=== Extract to read ===

So, psychological introspections and the description of characters qualities and defaults is as crucial as their interaction with the others. Silence is very catchy owing to his suspense, because it is clear that something terrible is going to happen, but the audience does not know when, but its attitude is suspicious, as the character is hiding somethings. Alcestis does not take part in dialogues very often, but the tragic actions depend on her presence and her condition between life and death. She will be always remembered and praised. The mourning is central in the Alcestis, but in the end it does not even exist anymore. Jason has prejudices, he is pompous, expecially because he is marrying the king’s doughter, while Medea is isolated and she figures out the most orrible way to ruin his life. She is crafty, as it is clear in her mologues, but in dialogues she answers very quickly to questions. As Alcestis, Phaedra does not speak so much and she disappears in the second part of the drama and, nonetheless, everything depends on her. She keeps her secret and when she can’t handle this anymore, she kills herself. Her cheating and lying skills are initially omitted, but suddenly they are revealed in the letter after her death. Hyppolitus is isolated too, but for its personal choice, he does not even talk to anyone, whatsoever to Phaedra, he just offends the nurse in sticomitia and he pronounces a monologue on his misoginy without any eye contacts with the others. We understeand his temper in the beginning when he goes hunting, he sings an hymn to Artemides and he disdains Aphrodites.

=== Raw data ===

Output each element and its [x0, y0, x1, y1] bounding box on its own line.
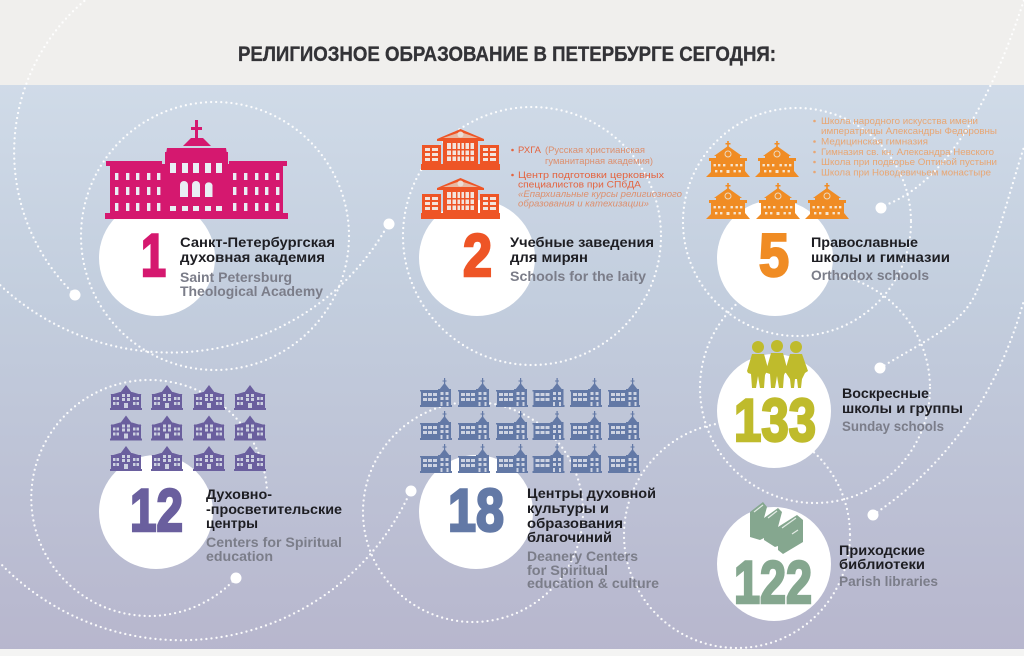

===

■ **What is being asked**: Carry on the passage about tragic characters from its last sentence.

■ **Output of the exercise**:
When the most tragic events are about to happen, the carachters express their feelings in lyric metres in monodies or kommòs, and the most appropriate metres are docmiac and cretic metres and. thanks to the euripidean habitude of solving longa, the rythm is quick and it increases the sense of anxiety.
Also mythical examples announce the imminent tragedy, because humans are compared to gods, whose actions are well known by the audience. The general context has a great deal of analogies with the real situation, but the single events and the gods themselves are so different the comparison underlines the impossibility for human beings to be at the same level as the gods. When the divine charcaters must tackle a bad situation, the chorus uses the example as a warning, but humans do not listen to its voice or they cannot do anything to prevent them from being overwelmed, beacuse it is too late.
Those are proofs that divine interventions are not as numerous as in the previous tragedies and the female characters play by their rules, making men victims, also with few words and rare concret actions.
Gods talk about plans against humans, they quarrel with each other, but all this does not really matter in the plot, it is part of the past events resumed in the prologue just as introduction.